- **What is asked**:
Leave out the pictures and copy everything else below exactly.

Stored records:
+-------+

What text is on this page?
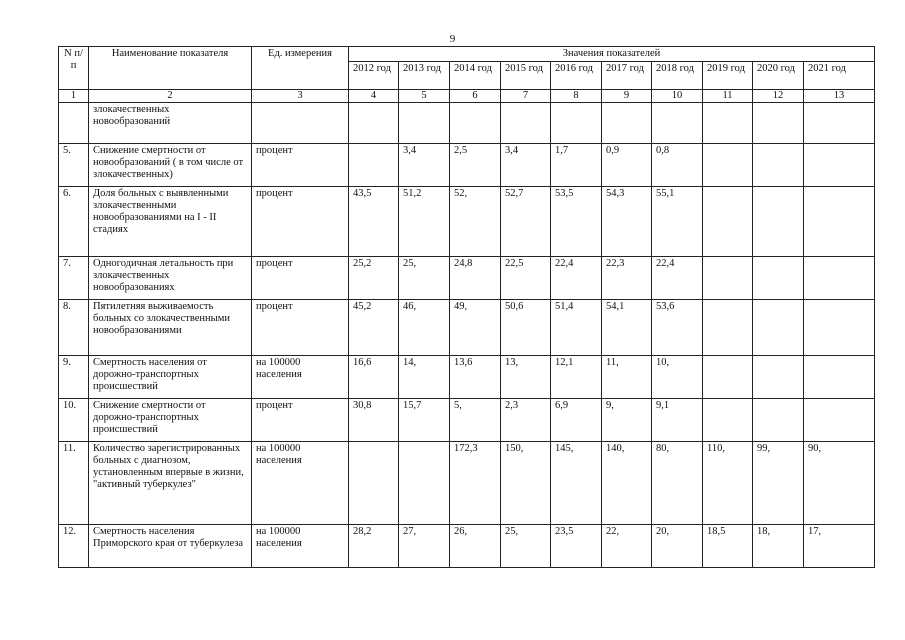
9
N п/п	Наименование показателя	Ед. измерения	Значения показателей									
			2012 год	2013 год	2014 год	2015 год	2016 год	2017 год	2018 год	2019 год	2020 год	2021 год
1	2	3	4	5	6	7	8	9	10	11	12	13
	злокачественных новообразований											
5.	Снижение смертности от новообразований ( в том числе от злокачественных)	процент		3,4	2,5	3,4	1,7	0,9	0,8			
6.	Доля больных с выявленными злокачественными новообразованиями на I - II стадиях	процент	43,5	51,2	52,	52,7	53,5	54,3	55,1			
7.	Одногодичная летальность при злокачественных новообразованиях	процент	25,2	25,	24,8	22,5	22,4	22,3	22,4			
8.	Пятилетняя выживаемость больных со злокачественными новообразованиями	процент	45,2	46,	49,	50,6	51,4	54,1	53,6			
9.	Смертность населения от дорожно-транспортных происшествий	на 100000 населения	16,6	14,	13,6	13,	12,1	11,	10,			
10.	Снижение смертности от дорожно-транспортных происшествий	процент	30,8	15,7	5,	2,3	6,9	9,	9,1			
11.	Количество зарегистрированных больных с диагнозом, установленным впервые в жизни, "активный туберкулез"	на 100000 населения			172,3	150,	145,	140,	80,	110,	99,	90,
12.	Смертность населения Приморского края от туберкулеза	на 100000 населения	28,2	27,	26,	25,	23,5	22,	20,	18,5	18,	17,
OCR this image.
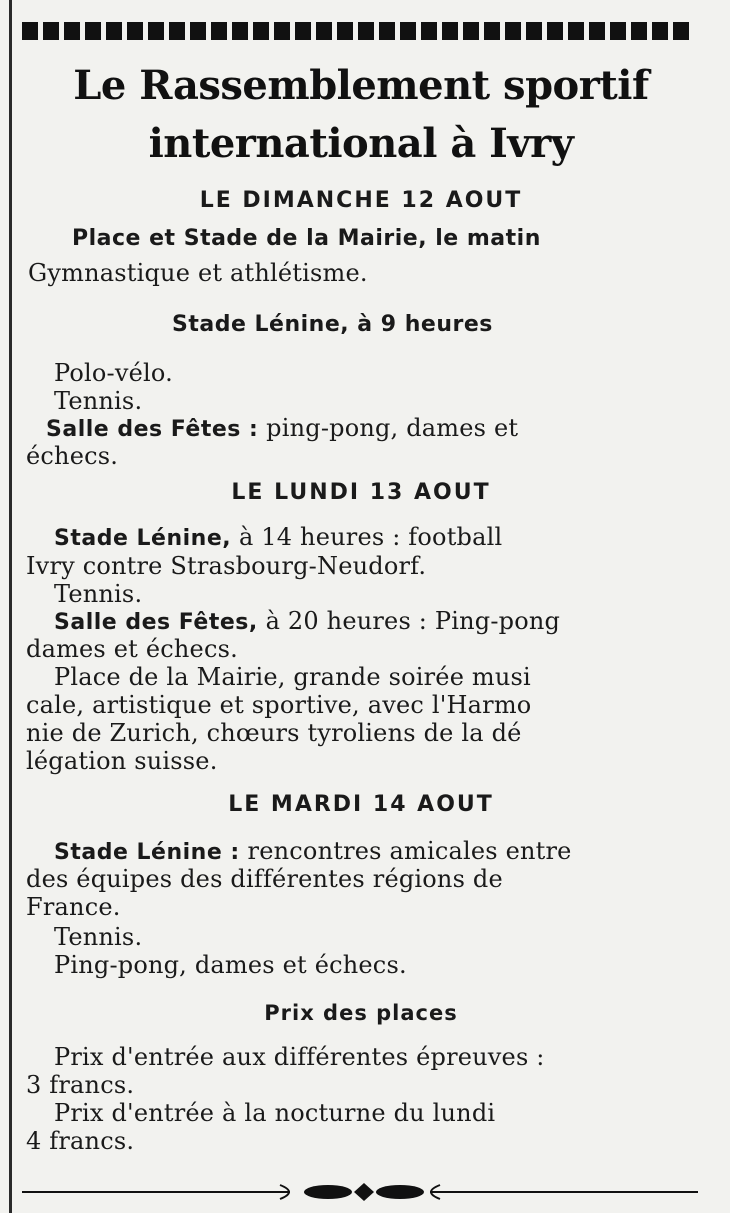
Le Rassemblement sportif
international à Ivry
LE DIMANCHE 12 AOUT
Place et Stade de la Mairie, le matin
Gymnastique et athlétisme.
Stade Lénine, à 9 heures
Polo-vélo.
Tennis.
Salle des Fêtes : ping-pong, dames et
échecs.
LE LUNDI 13 AOUT
Stade Lénine, à 14 heures : football
Ivry contre Strasbourg-Neudorf.
Tennis.
Salle des Fêtes, à 20 heures : Ping-pong
dames et échecs.
Place de la Mairie, grande soirée musi
cale, artistique et sportive, avec l'Harmo
nie de Zurich, chœurs tyroliens de la dé
légation suisse.
LE MARDI 14 AOUT
Stade Lénine : rencontres amicales entre
des équipes des différentes régions de
France.
Tennis.
Ping-pong, dames et échecs.
Prix des places
Prix d'entrée aux différentes épreuves :
3 francs.
Prix d'entrée à la nocturne du lundi
4 francs.
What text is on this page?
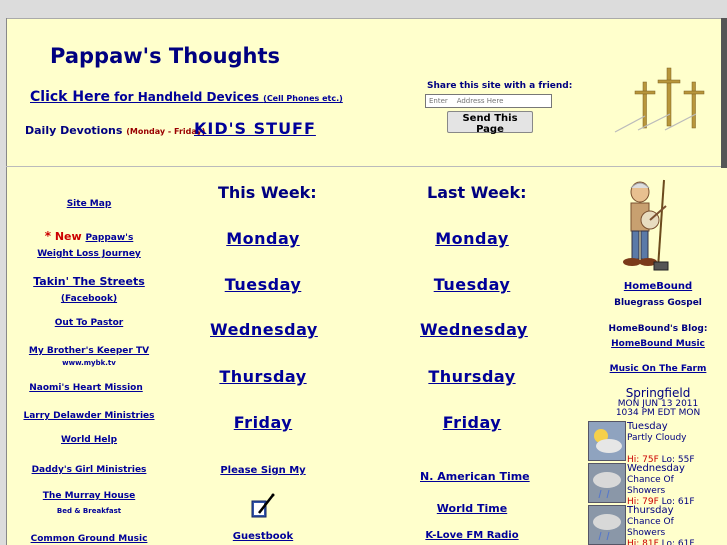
Pappaw's Thoughts
Click Here for Handheld Devices (Cell Phones etc.)
Daily Devotions (Monday - Friday)
KID'S STUFF
Share this site with a friend:
Enter Address Here
Send This Page
Site Map
* New Pappaw's
Weight Loss Journey
Takin' The Streets
(Facebook)
Out To Pastor
My Brother's Keeper TV
www.mybk.tv
Naomi's Heart Mission
Larry Delawder Ministries
World Help
Daddy's Girl Ministries
The Murray House
Bed & Breakfast
Common Ground Music
This Week:
Monday
Tuesday
Wednesday
Thursday
Friday
Please Sign My
Guestbook
Last Week:
Monday
Tuesday
Wednesday
Thursday
Friday
N. American Time
World Time
K-Love FM Radio
HomeBound
Bluegrass Gospel
HomeBound's Blog:
HomeBound Music
Music On The Farm
Springfield
MON JUN 13 2011
1034 PM EDT MON
Tuesday
Partly Cloudy

Hi: 75F Lo: 55F
Wednesday
Chance Of
Showers
Hi: 79F Lo: 61F
Thursday
Chance Of
Showers
Hi: 81F Lo: 61F
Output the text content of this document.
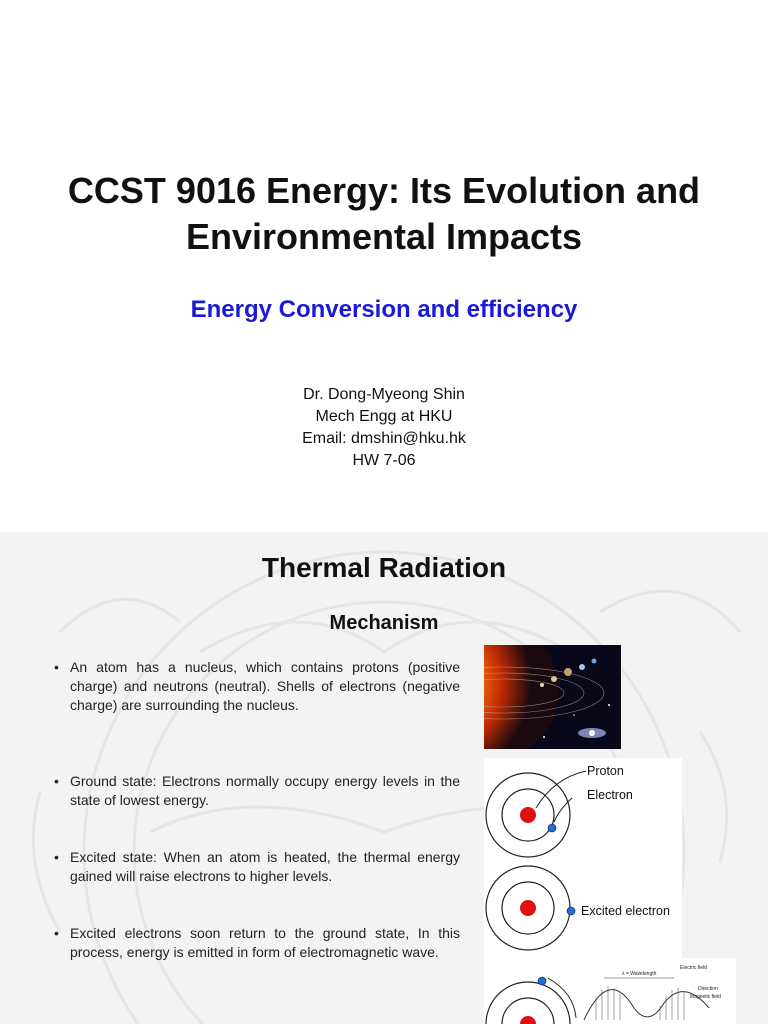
CCST 9016 Energy: Its Evolution and
Environmental Impacts
Energy Conversion and efficiency
Dr. Dong-Myeong Shin
Mech Engg at HKU
Email: dmshin@hku.hk
HW 7-06
Thermal Radiation
Mechanism
• An atom has a nucleus, which contains protons (positive charge) and neutrons (neutral). Shells of electrons (negative charge) are surrounding the nucleus.
• Ground state: Electrons normally occupy energy levels in the state of lowest energy.
• Excited state: When an atom is heated, the thermal energy gained will raise electrons to higher levels.
• Excited electrons soon return to the ground state, In this process, energy is emitted in form of electromagnetic wave.
Proton
Electron
Excited electron
λ = Wavelength
Electric field
Magnetic field
Direction
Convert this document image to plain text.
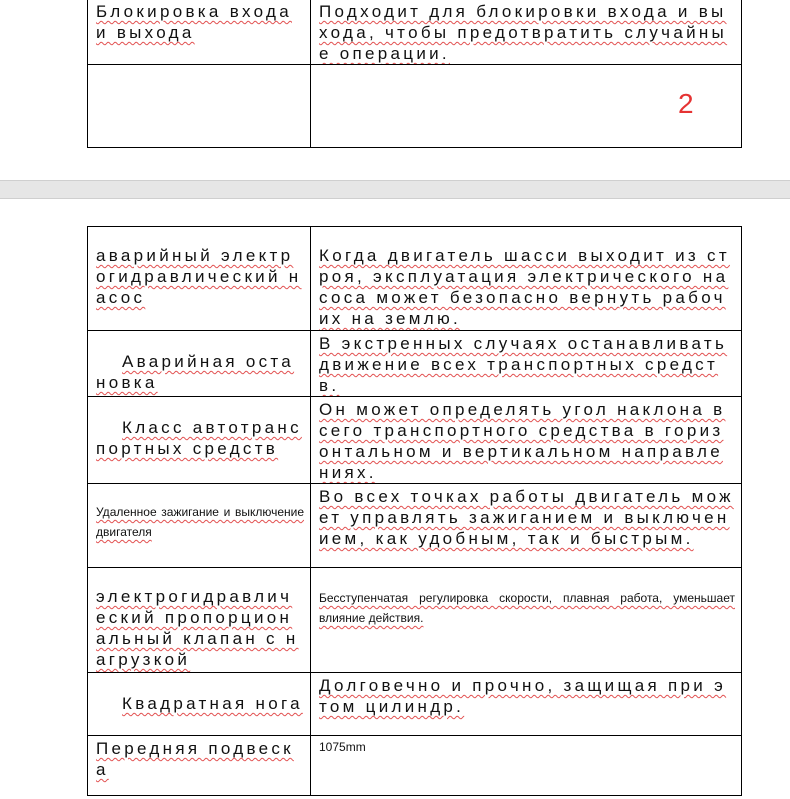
Блокировка входа и выхода	Подходит для блокировки входа и выхода, чтобы предотвратить случайные операции.

2
аварийный электрогидравлический насос	Когда двигатель шасси выходит из строя, эксплуатация электрического насоса может безопасно вернуть рабочих на землю.

Аварийная остановка	В экстренных случаях останавливать движение всех транспортных средств.

Класс автотранспортных средств	Он может определять угол наклона всего транспортного средства в горизонтальном и вертикальном направлениях.

Удаленное зажигание и выключение двигателя	Во всех точках работы двигатель может управлять зажиганием и выключением, как удобным, так и быстрым.

электрогидравлический пропорциональный клапан с нагрузкой	Бесступенчатая регулировка скорости, плавная работа, уменьшает влияние действия.

Квадратная нога	Долговечно и прочно, защищая при этом цилиндр.

Передняя подвеска	1075mm
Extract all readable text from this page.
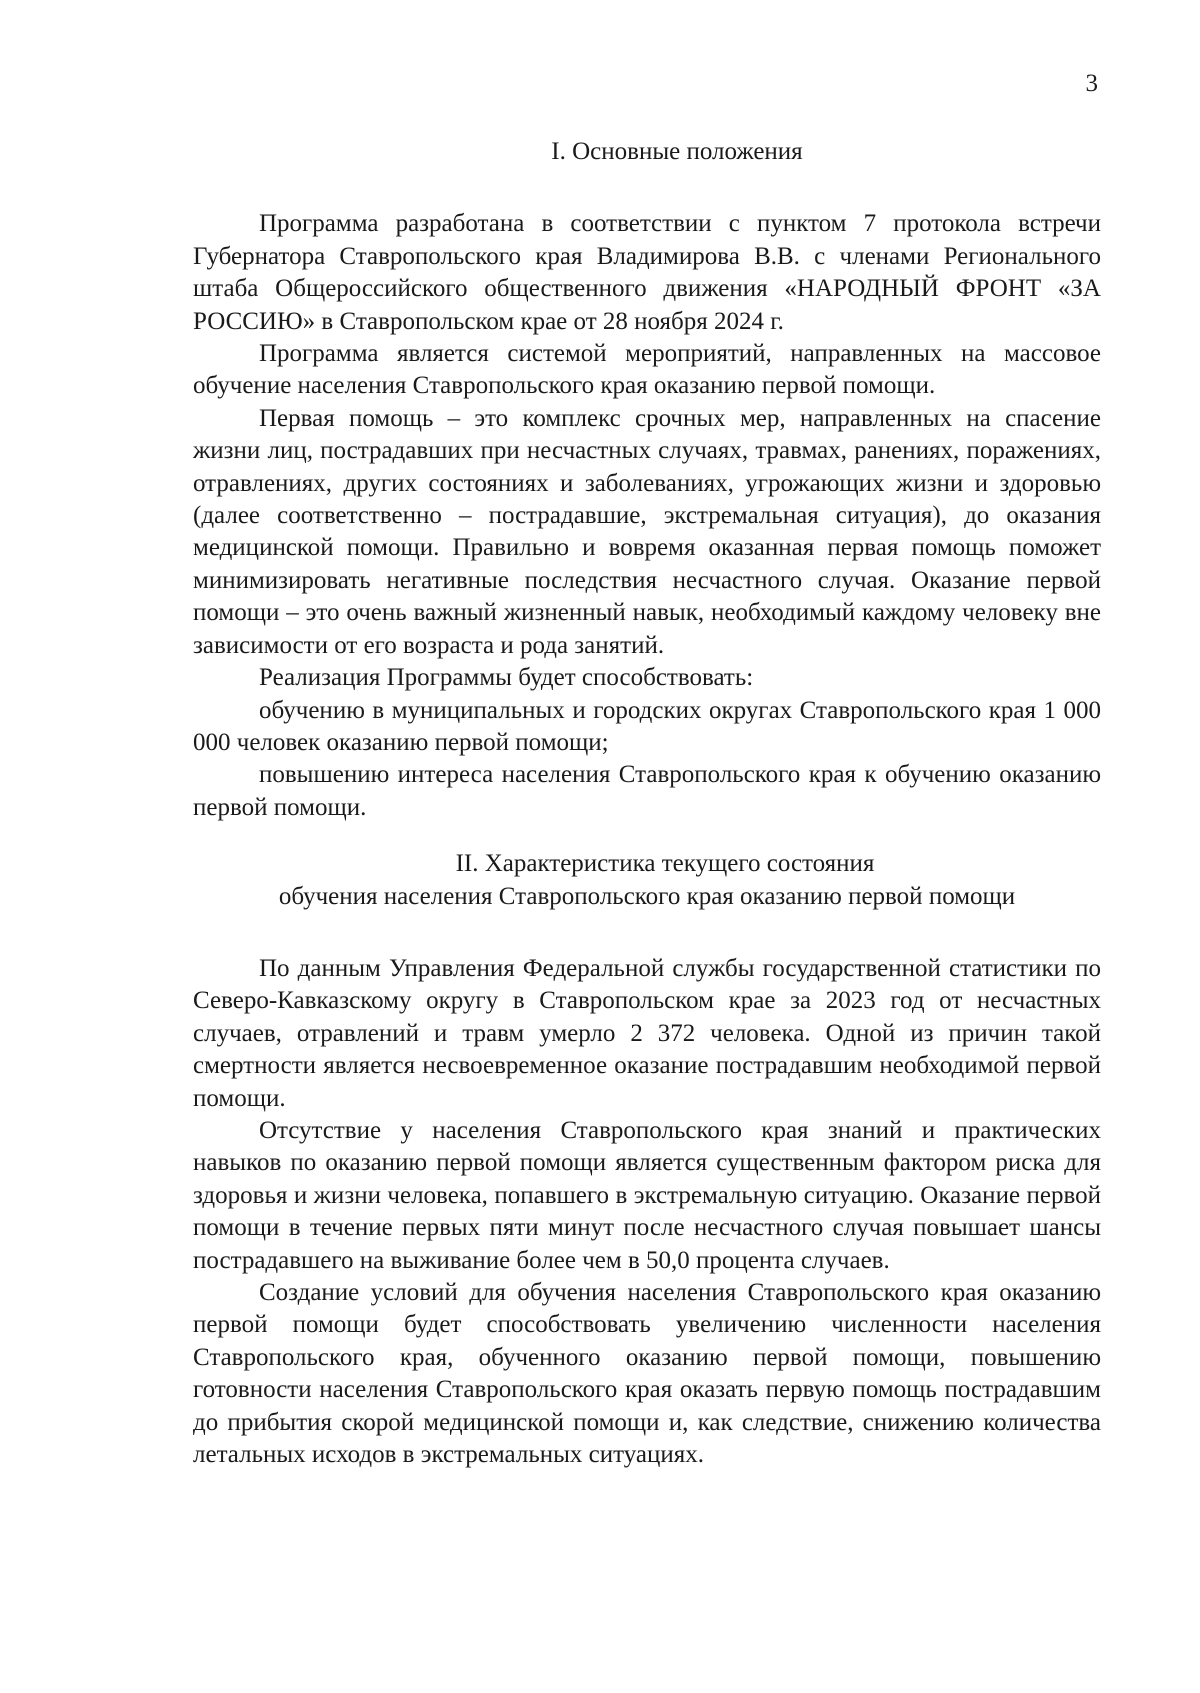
3
I. Основные положения

Программа разработана в соответствии с пунктом 7 протокола встречи Губернатора Ставропольского края Владимирова В.В. с членами Регионального штаба Общероссийского общественного движения «НАРОДНЫЙ ФРОНТ «ЗА РОССИЮ» в Ставропольском крае от 28 ноября 2024 г.

Программа является системой мероприятий, направленных на массовое обучение населения Ставропольского края оказанию первой помощи.

Первая помощь – это комплекс срочных мер, направленных на спасение жизни лиц, пострадавших при несчастных случаях, травмах, ранениях, поражениях, отравлениях, других состояниях и заболеваниях, угрожающих жизни и здоровью (далее соответственно – пострадавшие, экстремальная ситуация), до оказания медицинской помощи. Правильно и вовремя оказанная первая помощь поможет минимизировать негативные последствия несчастного случая. Оказание первой помощи – это очень важный жизненный навык, необходимый каждому человеку вне зависимости от его возраста и рода занятий.

Реализация Программы будет способствовать:

обучению в муниципальных и городских округах Ставропольского края 1 000 000 человек оказанию первой помощи;

повышению интереса населения Ставропольского края к обучению оказанию первой помощи.

II. Характеристика текущего состояния
обучения населения Ставропольского края оказанию первой помощи

По данным Управления Федеральной службы государственной статистики по Северо-Кавказскому округу в Ставропольском крае за 2023 год от несчастных случаев, отравлений и травм умерло 2 372 человека. Одной из причин такой смертности является несвоевременное оказание пострадавшим необходимой первой помощи.

Отсутствие у населения Ставропольского края знаний и практических навыков по оказанию первой помощи является существенным фактором риска для здоровья и жизни человека, попавшего в экстремальную ситуацию. Оказание первой помощи в течение первых пяти минут после несчастного случая повышает шансы пострадавшего на выживание более чем в 50,0 процента случаев.

Создание условий для обучения населения Ставропольского края оказанию первой помощи будет способствовать увеличению численности населения Ставропольского края, обученного оказанию первой помощи, повышению готовности населения Ставропольского края оказать первую помощь пострадавшим до прибытия скорой медицинской помощи и, как следствие, снижению количества летальных исходов в экстремальных ситуациях.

+-------+

- **Output for this exercise**:
What text is on this page?
9
N п/п	Наименование показателя	Ед. измерения	Значения показателей									
			2012 год	2013 год	2014 год	2015 год	2016 год	2017 год	2018 год	2019 год	2020 год	2021 год
1	2	3	4	5	6	7	8	9	10	11	12	13
	злокачественных новообразований											
5.	Снижение смертности от новообразований ( в том числе от злокачественных)	процент		3,4	2,5	3,4	1,7	0,9	0,8			
6.	Доля больных с выявленными злокачественными новообразованиями на I - II стадиях	процент	43,5	51,2	52,	52,7	53,5	54,3	55,1			
7.	Одногодичная летальность при злокачественных новообразованиях	процент	25,2	25,	24,8	22,5	22,4	22,3	22,4			
8.	Пятилетняя выживаемость больных со злокачественными новообразованиями	процент	45,2	46,	49,	50,6	51,4	54,1	53,6			
9.	Смертность населения от дорожно-транспортных происшествий	на 100000 населения	16,6	14,	13,6	13,	12,1	11,	10,			
10.	Снижение смертности от дорожно-транспортных происшествий	процент	30,8	15,7	5,	2,3	6,9	9,	9,1			
11.	Количество зарегистрированных больных с диагнозом, установленным впервые в жизни, "активный туберкулез"	на 100000 населения			172,3	150,	145,	140,	80,	110,	99,	90,
12.	Смертность населения Приморского края от туберкулеза	на 100000 населения	28,2	27,	26,	25,	23,5	22,	20,	18,5	18,	17,
OCR this image.
Le Rassemblement sportif
international à Ivry
LE DIMANCHE 12 AOUT
Place et Stade de la Mairie, le matin
Gymnastique et athlétisme.
Stade Lénine, à 9 heures
Polo-vélo.
Tennis.
Salle des Fêtes : ping-pong, dames et
échecs.
LE LUNDI 13 AOUT
Stade Lénine, à 14 heures : football
Ivry contre Strasbourg-Neudorf.
Tennis.
Salle des Fêtes, à 20 heures : Ping-pong
dames et échecs.
Place de la Mairie, grande soirée musi
cale, artistique et sportive, avec l'Harmo
nie de Zurich, chœurs tyroliens de la dé
légation suisse.
LE MARDI 14 AOUT
Stade Lénine : rencontres amicales entre
des équipes des différentes régions de
France.
Tennis.
Ping-pong, dames et échecs.
Prix des places
Prix d'entrée aux différentes épreuves :
3 francs.
Prix d'entrée à la nocturne du lundi
4 francs.
What text is on this page?
Pappaw's Thoughts
Click Here for Handheld Devices (Cell Phones etc.)
Daily Devotions (Monday - Friday)
KID'S STUFF
Share this site with a friend:
Enter Address Here
Send This Page
Site Map
* New Pappaw's
Weight Loss Journey
Takin' The Streets
(Facebook)
Out To Pastor
My Brother's Keeper TV
www.mybk.tv
Naomi's Heart Mission
Larry Delawder Ministries
World Help
Daddy's Girl Ministries
The Murray House
Bed & Breakfast
Common Ground Music
This Week:
Monday
Tuesday
Wednesday
Thursday
Friday
Please Sign My
Guestbook
Last Week:
Monday
Tuesday
Wednesday
Thursday
Friday
N. American Time
World Time
K-Love FM Radio
HomeBound
Bluegrass Gospel
HomeBound's Blog:
HomeBound Music
Music On The Farm
Springfield
MON JUN 13 2011
1034 PM EDT MON
Tuesday
Partly Cloudy

Hi: 75F Lo: 55F
Wednesday
Chance Of
Showers
Hi: 79F Lo: 61F
Thursday
Chance Of
Showers
Hi: 81F Lo: 61F
Output the text content of this document.
CCST 9016 Energy: Its Evolution and
Environmental Impacts
Energy Conversion and efficiency
Dr. Dong-Myeong Shin
Mech Engg at HKU
Email: dmshin@hku.hk
HW 7-06
Thermal Radiation
Mechanism
• An atom has a nucleus, which contains protons (positive charge) and neutrons (neutral). Shells of electrons (negative charge) are surrounding the nucleus.
• Ground state: Electrons normally occupy energy levels in the state of lowest energy.
• Excited state: When an atom is heated, the thermal energy gained will raise electrons to higher levels.
• Excited electrons soon return to the ground state, In this process, energy is emitted in form of electromagnetic wave.
Proton
Electron
Excited electron
λ = Wavelength
Electric field
Magnetic field
Direction
Convert this document image to plain text.
Блокировка входа и выхода	Подходит для блокировки входа и выхода, чтобы предотвратить случайные операции.

2
аварийный электрогидравлический насос	Когда двигатель шасси выходит из строя, эксплуатация электрического насоса может безопасно вернуть рабочих на землю.

Аварийная остановка	В экстренных случаях останавливать движение всех транспортных средств.

Класс автотранспортных средств	Он может определять угол наклона всего транспортного средства в горизонтальном и вертикальном направлениях.

Удаленное зажигание и выключение двигателя	Во всех точках работы двигатель может управлять зажиганием и выключением, как удобным, так и быстрым.

электрогидравлический пропорциональный клапан с нагрузкой	Бесступенчатая регулировка скорости, плавная работа, уменьшает влияние действия.

Квадратная нога	Долговечно и прочно, защищая при этом цилиндр.

Передняя подвеска	1075mm
Extract all readable text from this page.
3
I. Основные положения

Программа разработана в соответствии с пунктом 7 протокола встречи Губернатора Ставропольского края Владимирова В.В. с членами Регионального штаба Общероссийского общественного движения «НАРОДНЫЙ ФРОНТ «ЗА РОССИЮ» в Ставропольском крае от 28 ноября 2024 г.

Программа является системой мероприятий, направленных на массовое обучение населения Ставропольского края оказанию первой помощи.

Первая помощь – это комплекс срочных мер, направленных на спасение жизни лиц, пострадавших при несчастных случаях, травмах, ранениях, поражениях, отравлениях, других состояниях и заболеваниях, угрожающих жизни и здоровью (далее соответственно – пострадавшие, экстремальная ситуация), до оказания медицинской помощи. Правильно и вовремя оказанная первая помощь поможет минимизировать негативные последствия несчастного случая. Оказание первой помощи – это очень важный жизненный навык, необходимый каждому человеку вне зависимости от его возраста и рода занятий.

Реализация Программы будет способствовать:

обучению в муниципальных и городских округах Ставропольского края 1 000 000 человек оказанию первой помощи;

повышению интереса населения Ставропольского края к обучению оказанию первой помощи.

II. Характеристика текущего состояния
обучения населения Ставропольского края оказанию первой помощи

По данным Управления Федеральной службы государственной статистики по Северо-Кавказскому округу в Ставропольском крае за 2023 год от несчастных случаев, отравлений и травм умерло 2 372 человека. Одной из причин такой смертности является несвоевременное оказание пострадавшим необходимой первой помощи.

Отсутствие у населения Ставропольского края знаний и практических навыков по оказанию первой помощи является существенным фактором риска для здоровья и жизни человека, попавшего в экстремальную ситуацию. Оказание первой помощи в течение первых пяти минут после несчастного случая повышает шансы пострадавшего на выживание более чем в 50,0 процента случаев.

Создание условий для обучения населения Ставропольского края оказанию первой помощи будет способствовать увеличению численности населения Ставропольского края, обученного оказанию первой помощи, повышению готовности населения Ставропольского края оказать первую помощь пострадавшим до прибытия скорой медицинской помощи и, как следствие, снижению количества летальных исходов в экстремальных ситуациях.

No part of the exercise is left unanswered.